Stored data:
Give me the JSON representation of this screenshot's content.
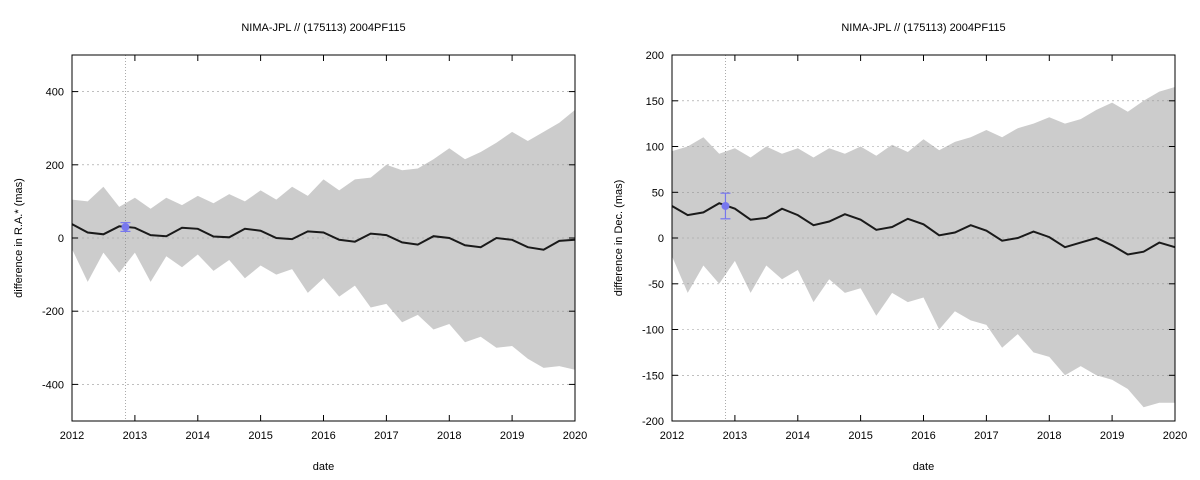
{
  "chart_data": [
    {
      "type": "line",
      "title": "NIMA-JPL // (175113) 2004PF115",
      "xlabel": "date",
      "ylabel": "difference in R.A.* (mas)",
      "xlim": [
        2012,
        2020
      ],
      "ylim": [
        -500,
        500
      ],
      "xticks": [
        2012,
        2013,
        2014,
        2015,
        2016,
        2017,
        2018,
        2019,
        2020
      ],
      "yticks": [
        -400,
        -200,
        0,
        200,
        400
      ],
      "grid": true,
      "marker_line_x": 2012.85,
      "colors": {
        "band": "#cccccc",
        "curve": "#1a1a1a",
        "observation": "#7777ee"
      },
      "band": {
        "x": [
          2012.0,
          2012.25,
          2012.5,
          2012.75,
          2013.0,
          2013.25,
          2013.5,
          2013.75,
          2014.0,
          2014.25,
          2014.5,
          2014.75,
          2015.0,
          2015.25,
          2015.5,
          2015.75,
          2016.0,
          2016.25,
          2016.5,
          2016.75,
          2017.0,
          2017.25,
          2017.5,
          2017.75,
          2018.0,
          2018.25,
          2018.5,
          2018.75,
          2019.0,
          2019.25,
          2019.5,
          2019.75,
          2020.0
        ],
        "upper": [
          105,
          100,
          140,
          85,
          110,
          80,
          110,
          90,
          115,
          95,
          120,
          100,
          130,
          105,
          140,
          115,
          160,
          130,
          160,
          165,
          200,
          185,
          190,
          215,
          245,
          215,
          235,
          260,
          290,
          265,
          290,
          315,
          350
        ],
        "lower": [
          -30,
          -120,
          -40,
          -95,
          -40,
          -120,
          -50,
          -80,
          -45,
          -90,
          -60,
          -110,
          -75,
          -100,
          -85,
          -150,
          -110,
          -160,
          -130,
          -190,
          -180,
          -230,
          -210,
          -250,
          -235,
          -285,
          -270,
          -300,
          -295,
          -330,
          -355,
          -350,
          -360
        ]
      },
      "curve": {
        "x": [
          2012.0,
          2012.25,
          2012.5,
          2012.75,
          2013.0,
          2013.25,
          2013.5,
          2013.75,
          2014.0,
          2014.25,
          2014.5,
          2014.75,
          2015.0,
          2015.25,
          2015.5,
          2015.75,
          2016.0,
          2016.25,
          2016.5,
          2016.75,
          2017.0,
          2017.25,
          2017.5,
          2017.75,
          2018.0,
          2018.25,
          2018.5,
          2018.75,
          2019.0,
          2019.25,
          2019.5,
          2019.75,
          2020.0
        ],
        "y": [
          38,
          15,
          10,
          32,
          28,
          8,
          5,
          28,
          25,
          4,
          2,
          25,
          20,
          0,
          -3,
          18,
          15,
          -5,
          -10,
          12,
          8,
          -12,
          -18,
          5,
          0,
          -20,
          -25,
          0,
          -5,
          -25,
          -32,
          -8,
          -5
        ]
      },
      "observation": {
        "x": 2012.85,
        "y": 30,
        "err": 12
      }
    },
    {
      "type": "line",
      "title": "NIMA-JPL // (175113) 2004PF115",
      "xlabel": "date",
      "ylabel": "difference in Dec. (mas)",
      "xlim": [
        2012,
        2020
      ],
      "ylim": [
        -200,
        200
      ],
      "xticks": [
        2012,
        2013,
        2014,
        2015,
        2016,
        2017,
        2018,
        2019,
        2020
      ],
      "yticks": [
        -200,
        -150,
        -100,
        -50,
        0,
        50,
        100,
        150,
        200
      ],
      "grid": true,
      "marker_line_x": 2012.85,
      "colors": {
        "band": "#cccccc",
        "curve": "#1a1a1a",
        "observation": "#7777ee"
      },
      "band": {
        "x": [
          2012.0,
          2012.25,
          2012.5,
          2012.75,
          2013.0,
          2013.25,
          2013.5,
          2013.75,
          2014.0,
          2014.25,
          2014.5,
          2014.75,
          2015.0,
          2015.25,
          2015.5,
          2015.75,
          2016.0,
          2016.25,
          2016.5,
          2016.75,
          2017.0,
          2017.25,
          2017.5,
          2017.75,
          2018.0,
          2018.25,
          2018.5,
          2018.75,
          2019.0,
          2019.25,
          2019.5,
          2019.75,
          2020.0
        ],
        "upper": [
          95,
          100,
          110,
          92,
          98,
          88,
          100,
          92,
          98,
          88,
          98,
          92,
          100,
          90,
          102,
          94,
          108,
          96,
          105,
          110,
          118,
          110,
          120,
          125,
          132,
          125,
          130,
          140,
          148,
          138,
          150,
          160,
          165
        ],
        "lower": [
          -20,
          -60,
          -30,
          -50,
          -25,
          -60,
          -30,
          -45,
          -35,
          -70,
          -45,
          -60,
          -55,
          -85,
          -60,
          -70,
          -65,
          -100,
          -80,
          -90,
          -95,
          -120,
          -105,
          -125,
          -130,
          -150,
          -140,
          -150,
          -155,
          -165,
          -185,
          -180,
          -180
        ]
      },
      "curve": {
        "x": [
          2012.0,
          2012.25,
          2012.5,
          2012.75,
          2013.0,
          2013.25,
          2013.5,
          2013.75,
          2014.0,
          2014.25,
          2014.5,
          2014.75,
          2015.0,
          2015.25,
          2015.5,
          2015.75,
          2016.0,
          2016.25,
          2016.5,
          2016.75,
          2017.0,
          2017.25,
          2017.5,
          2017.75,
          2018.0,
          2018.25,
          2018.5,
          2018.75,
          2019.0,
          2019.25,
          2019.5,
          2019.75,
          2020.0
        ],
        "y": [
          35,
          25,
          28,
          38,
          32,
          20,
          22,
          32,
          25,
          14,
          18,
          26,
          20,
          9,
          12,
          21,
          15,
          3,
          6,
          14,
          8,
          -3,
          0,
          7,
          1,
          -10,
          -5,
          0,
          -8,
          -18,
          -15,
          -5,
          -10
        ]
      },
      "observation": {
        "x": 2012.85,
        "y": 35,
        "err": 14
      }
    }
  ]
}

What to do:
Extract the text of all the records above verbatim, excluding pictures.

Complete answer:
Give me the JSON representation of this screenshot's content.
{
  "chart_data": [
    {
      "type": "line",
      "title": "NIMA-JPL // (175113) 2004PF115",
      "xlabel": "date",
      "ylabel": "difference in R.A.* (mas)",
      "xlim": [
        2012,
        2020
      ],
      "ylim": [
        -500,
        500
      ],
      "xticks": [
        2012,
        2013,
        2014,
        2015,
        2016,
        2017,
        2018,
        2019,
        2020
      ],
      "yticks": [
        -400,
        -200,
        0,
        200,
        400
      ],
      "grid": true,
      "marker_line_x": 2012.85,
      "colors": {
        "band": "#cccccc",
        "curve": "#1a1a1a",
        "observation": "#7777ee"
      },
      "band": {
        "x": [
          2012.0,
          2012.25,
          2012.5,
          2012.75,
          2013.0,
          2013.25,
          2013.5,
          2013.75,
          2014.0,
          2014.25,
          2014.5,
          2014.75,
          2015.0,
          2015.25,
          2015.5,
          2015.75,
          2016.0,
          2016.25,
          2016.5,
          2016.75,
          2017.0,
          2017.25,
          2017.5,
          2017.75,
          2018.0,
          2018.25,
          2018.5,
          2018.75,
          2019.0,
          2019.25,
          2019.5,
          2019.75,
          2020.0
        ],
        "upper": [
          105,
          100,
          140,
          85,
          110,
          80,
          110,
          90,
          115,
          95,
          120,
          100,
          130,
          105,
          140,
          115,
          160,
          130,
          160,
          165,
          200,
          185,
          190,
          215,
          245,
          215,
          235,
          260,
          290,
          265,
          290,
          315,
          350
        ],
        "lower": [
          -30,
          -120,
          -40,
          -95,
          -40,
          -120,
          -50,
          -80,
          -45,
          -90,
          -60,
          -110,
          -75,
          -100,
          -85,
          -150,
          -110,
          -160,
          -130,
          -190,
          -180,
          -230,
          -210,
          -250,
          -235,
          -285,
          -270,
          -300,
          -295,
          -330,
          -355,
          -350,
          -360
        ]
      },
      "curve": {
        "x": [
          2012.0,
          2012.25,
          2012.5,
          2012.75,
          2013.0,
          2013.25,
          2013.5,
          2013.75,
          2014.0,
          2014.25,
          2014.5,
          2014.75,
          2015.0,
          2015.25,
          2015.5,
          2015.75,
          2016.0,
          2016.25,
          2016.5,
          2016.75,
          2017.0,
          2017.25,
          2017.5,
          2017.75,
          2018.0,
          2018.25,
          2018.5,
          2018.75,
          2019.0,
          2019.25,
          2019.5,
          2019.75,
          2020.0
        ],
        "y": [
          38,
          15,
          10,
          32,
          28,
          8,
          5,
          28,
          25,
          4,
          2,
          25,
          20,
          0,
          -3,
          18,
          15,
          -5,
          -10,
          12,
          8,
          -12,
          -18,
          5,
          0,
          -20,
          -25,
          0,
          -5,
          -25,
          -32,
          -8,
          -5
        ]
      },
      "observation": {
        "x": 2012.85,
        "y": 30,
        "err": 12
      }
    },
    {
      "type": "line",
      "title": "NIMA-JPL // (175113) 2004PF115",
      "xlabel": "date",
      "ylabel": "difference in Dec. (mas)",
      "xlim": [
        2012,
        2020
      ],
      "ylim": [
        -200,
        200
      ],
      "xticks": [
        2012,
        2013,
        2014,
        2015,
        2016,
        2017,
        2018,
        2019,
        2020
      ],
      "yticks": [
        -200,
        -150,
        -100,
        -50,
        0,
        50,
        100,
        150,
        200
      ],
      "grid": true,
      "marker_line_x": 2012.85,
      "colors": {
        "band": "#cccccc",
        "curve": "#1a1a1a",
        "observation": "#7777ee"
      },
      "band": {
        "x": [
          2012.0,
          2012.25,
          2012.5,
          2012.75,
          2013.0,
          2013.25,
          2013.5,
          2013.75,
          2014.0,
          2014.25,
          2014.5,
          2014.75,
          2015.0,
          2015.25,
          2015.5,
          2015.75,
          2016.0,
          2016.25,
          2016.5,
          2016.75,
          2017.0,
          2017.25,
          2017.5,
          2017.75,
          2018.0,
          2018.25,
          2018.5,
          2018.75,
          2019.0,
          2019.25,
          2019.5,
          2019.75,
          2020.0
        ],
        "upper": [
          95,
          100,
          110,
          92,
          98,
          88,
          100,
          92,
          98,
          88,
          98,
          92,
          100,
          90,
          102,
          94,
          108,
          96,
          105,
          110,
          118,
          110,
          120,
          125,
          132,
          125,
          130,
          140,
          148,
          138,
          150,
          160,
          165
        ],
        "lower": [
          -20,
          -60,
          -30,
          -50,
          -25,
          -60,
          -30,
          -45,
          -35,
          -70,
          -45,
          -60,
          -55,
          -85,
          -60,
          -70,
          -65,
          -100,
          -80,
          -90,
          -95,
          -120,
          -105,
          -125,
          -130,
          -150,
          -140,
          -150,
          -155,
          -165,
          -185,
          -180,
          -180
        ]
      },
      "curve": {
        "x": [
          2012.0,
          2012.25,
          2012.5,
          2012.75,
          2013.0,
          2013.25,
          2013.5,
          2013.75,
          2014.0,
          2014.25,
          2014.5,
          2014.75,
          2015.0,
          2015.25,
          2015.5,
          2015.75,
          2016.0,
          2016.25,
          2016.5,
          2016.75,
          2017.0,
          2017.25,
          2017.5,
          2017.75,
          2018.0,
          2018.25,
          2018.5,
          2018.75,
          2019.0,
          2019.25,
          2019.5,
          2019.75,
          2020.0
        ],
        "y": [
          35,
          25,
          28,
          38,
          32,
          20,
          22,
          32,
          25,
          14,
          18,
          26,
          20,
          9,
          12,
          21,
          15,
          3,
          6,
          14,
          8,
          -3,
          0,
          7,
          1,
          -10,
          -5,
          0,
          -8,
          -18,
          -15,
          -5,
          -10
        ]
      },
      "observation": {
        "x": 2012.85,
        "y": 35,
        "err": 14
      }
    }
  ]
}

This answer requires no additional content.